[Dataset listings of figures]
--- --- ---

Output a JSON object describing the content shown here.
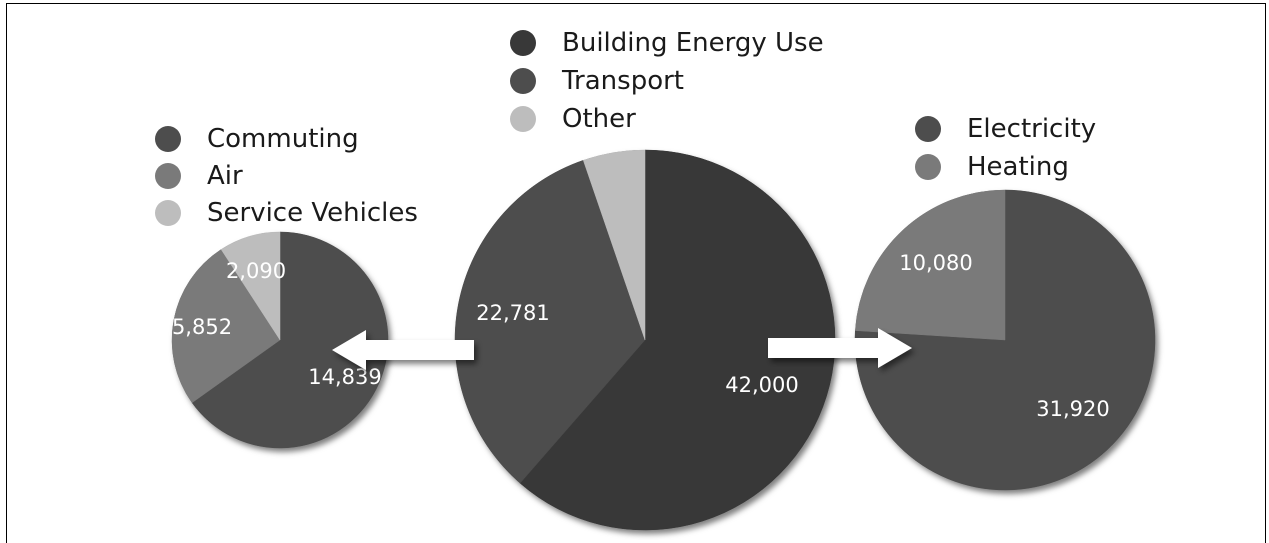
{
  "colors": {
    "dark": "#383838",
    "medium": "#4d4d4d",
    "gray": "#7a7a7a",
    "light": "#bdbdbd",
    "arrow": "#ffffff"
  },
  "chart_data": [
    {
      "type": "pie",
      "id": "transport-breakdown",
      "legend_placement": "top",
      "slices": [
        {
          "label": "Commuting",
          "value": 14839,
          "display": "14,839",
          "color": "#4d4d4d"
        },
        {
          "label": "Air",
          "value": 5852,
          "display": "5,852",
          "color": "#7a7a7a"
        },
        {
          "label": "Service Vehicles",
          "value": 2090,
          "display": "2,090",
          "color": "#bdbdbd"
        }
      ]
    },
    {
      "type": "pie",
      "id": "total",
      "legend_placement": "top",
      "slices": [
        {
          "label": "Building Energy Use",
          "value": 42000,
          "display": "42,000",
          "color": "#383838"
        },
        {
          "label": "Transport",
          "value": 22781,
          "display": "22,781",
          "color": "#4d4d4d"
        },
        {
          "label": "Other",
          "value": 3600,
          "display": "",
          "color": "#bdbdbd"
        }
      ]
    },
    {
      "type": "pie",
      "id": "building-energy-breakdown",
      "legend_placement": "top",
      "slices": [
        {
          "label": "Electricity",
          "value": 31920,
          "display": "31,920",
          "color": "#4d4d4d"
        },
        {
          "label": "Heating",
          "value": 10080,
          "display": "10,080",
          "color": "#7a7a7a"
        }
      ]
    }
  ]
}
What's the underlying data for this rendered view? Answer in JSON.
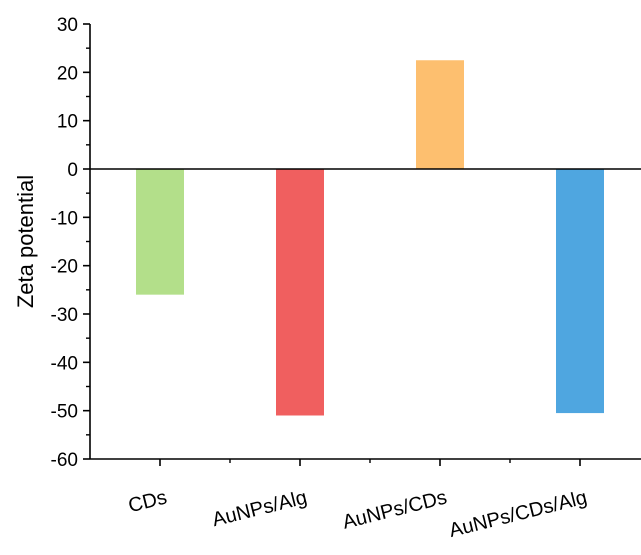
{
  "chart_data": {
    "type": "bar",
    "title": "",
    "xlabel": "",
    "ylabel": "Zeta potential",
    "ylim": [
      -60,
      30
    ],
    "y_ticks": [
      30,
      20,
      10,
      0,
      -10,
      -20,
      -30,
      -40,
      -50,
      -60
    ],
    "categories": [
      "CDs",
      "AuNPs/Alg",
      "AuNPs/CDs",
      "AuNPs/CDs/Alg"
    ],
    "values": [
      -26,
      -51,
      22.5,
      -50.5
    ],
    "colors": [
      "#b3df8a",
      "#f05f5f",
      "#fdbf6f",
      "#4fa6e0"
    ],
    "grid": false,
    "legend": "none"
  }
}
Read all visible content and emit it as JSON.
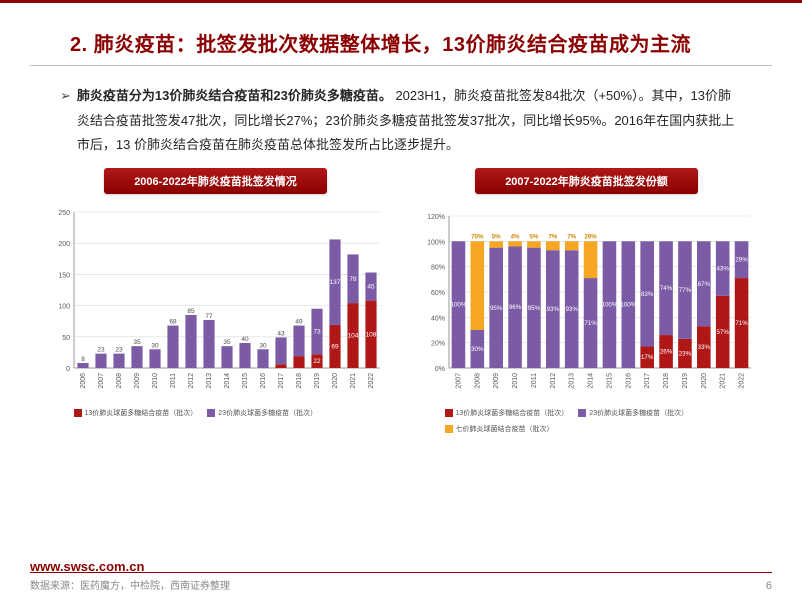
{
  "title": "2. 肺炎疫苗：批签发批次数据整体增长，13价肺炎结合疫苗成为主流",
  "bullet_marker": "➢",
  "body": {
    "bold_lead": "肺炎疫苗分为13价肺炎结合疫苗和23价肺炎多糖疫苗。",
    "rest": " 2023H1，肺炎疫苗批签发84批次（+50%）。其中，13价肺炎结合疫苗批签发47批次，同比增长27%；23价肺炎多糖疫苗批签发37批次，同比增长95%。2016年在国内获批上市后，13 价肺炎结合疫苗在肺炎疫苗总体批签发所占比逐步提升。"
  },
  "colors": {
    "brand_red": "#8b0000",
    "series_red": "#b01818",
    "series_purple": "#7b5aa6",
    "series_orange": "#f5a623",
    "axis": "#808080",
    "grid": "#d9d9d9",
    "tick_text": "#595959",
    "data_label": "#4a4a4a",
    "orange_label": "#d48806"
  },
  "left_chart": {
    "caption": "2006-2022年肺炎疫苗批签发情况",
    "type": "stacked-bar",
    "years": [
      "2006",
      "2007",
      "2008",
      "2009",
      "2010",
      "2011",
      "2012",
      "2013",
      "2014",
      "2015",
      "2016",
      "2017",
      "2018",
      "2019",
      "2020",
      "2021",
      "2022"
    ],
    "ylim": [
      0,
      250
    ],
    "ytick_step": 50,
    "yticks": [
      0,
      50,
      100,
      150,
      200,
      250
    ],
    "bar_width": 0.62,
    "series": [
      {
        "name": "13价肺炎球菌多糖结合疫苗（批次）",
        "color": "#b01818",
        "values": [
          0,
          0,
          0,
          0,
          0,
          0,
          0,
          0,
          0,
          0,
          0,
          6,
          19,
          22,
          69,
          104,
          108
        ]
      },
      {
        "name": "23价肺炎球菌多糖疫苗（批次）",
        "color": "#7b5aa6",
        "values": [
          8,
          23,
          23,
          35,
          30,
          68,
          85,
          77,
          35,
          40,
          30,
          43,
          49,
          73,
          137,
          78,
          45
        ]
      }
    ],
    "label_fontsize": 6.5,
    "tick_fontsize": 7
  },
  "right_chart": {
    "caption": "2007-2022年肺炎疫苗批签发份额",
    "type": "stacked-bar-100",
    "years": [
      "2007",
      "2008",
      "2009",
      "2010",
      "2011",
      "2012",
      "2013",
      "2014",
      "2015",
      "2016",
      "2017",
      "2018",
      "2019",
      "2020",
      "2021",
      "2022"
    ],
    "ylim": [
      0,
      120
    ],
    "ytick_step": 20,
    "yticks": [
      0,
      20,
      40,
      60,
      80,
      100,
      120
    ],
    "ytick_labels": [
      "0%",
      "20%",
      "40%",
      "60%",
      "80%",
      "100%",
      "120%"
    ],
    "bar_width": 0.72,
    "series": [
      {
        "name": "13价肺炎球菌多糖结合疫苗（批次）",
        "color": "#b01818",
        "values": [
          0,
          0,
          0,
          0,
          0,
          0,
          0,
          0,
          0,
          0,
          17,
          26,
          23,
          33,
          57,
          71
        ]
      },
      {
        "name": "23价肺炎球菌多糖疫苗（批次）",
        "color": "#7b5aa6",
        "values": [
          100,
          30,
          95,
          96,
          95,
          93,
          93,
          71,
          100,
          100,
          83,
          74,
          77,
          67,
          43,
          29
        ]
      },
      {
        "name": "七价肺炎球菌结合疫苗（批次）",
        "color": "#f5a623",
        "values": [
          0,
          70,
          5,
          4,
          5,
          7,
          7,
          29,
          0,
          0,
          0,
          0,
          0,
          0,
          0,
          0
        ]
      }
    ],
    "top_labels": [
      {
        "i": 0,
        "t": ""
      },
      {
        "i": 1,
        "t": "70%"
      },
      {
        "i": 2,
        "t": "5%"
      },
      {
        "i": 3,
        "t": "4%"
      },
      {
        "i": 4,
        "t": "5%"
      },
      {
        "i": 5,
        "t": "7%"
      },
      {
        "i": 6,
        "t": "7%"
      },
      {
        "i": 7,
        "t": "29%"
      }
    ],
    "mid_labels": [
      {
        "i": 0,
        "t": "100%"
      },
      {
        "i": 1,
        "t": "30%"
      },
      {
        "i": 2,
        "t": "95%"
      },
      {
        "i": 3,
        "t": "96%"
      },
      {
        "i": 4,
        "t": "95%"
      },
      {
        "i": 5,
        "t": "93%"
      },
      {
        "i": 6,
        "t": "93%"
      },
      {
        "i": 7,
        "t": "71%"
      },
      {
        "i": 8,
        "t": "100%"
      },
      {
        "i": 9,
        "t": "100%"
      },
      {
        "i": 10,
        "t": "83%"
      },
      {
        "i": 11,
        "t": "74%"
      },
      {
        "i": 12,
        "t": "77%"
      },
      {
        "i": 13,
        "t": "67%"
      },
      {
        "i": 14,
        "t": "43%"
      },
      {
        "i": 15,
        "t": "29%"
      }
    ],
    "bot_labels": [
      {
        "i": 10,
        "t": "17%"
      },
      {
        "i": 11,
        "t": "26%"
      },
      {
        "i": 12,
        "t": "23%"
      },
      {
        "i": 13,
        "t": "33%"
      },
      {
        "i": 14,
        "t": "57%"
      },
      {
        "i": 15,
        "t": "71%"
      }
    ],
    "label_fontsize": 6.2,
    "tick_fontsize": 7
  },
  "footer": {
    "url": "www.swsc.com.cn",
    "source": "数据来源：医药魔方，中检院，西南证券整理",
    "page": "6"
  }
}
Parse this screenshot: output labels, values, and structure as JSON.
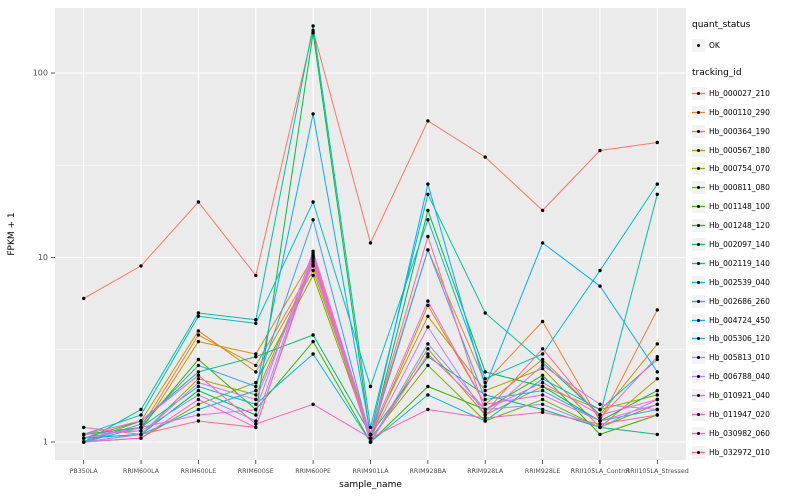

--- --- ---

Challenge: Look for lines containing the string "stacked" and copy them all.

Problem solution:
    "type": "stacked-bar",
    "type": "stacked-bar-100",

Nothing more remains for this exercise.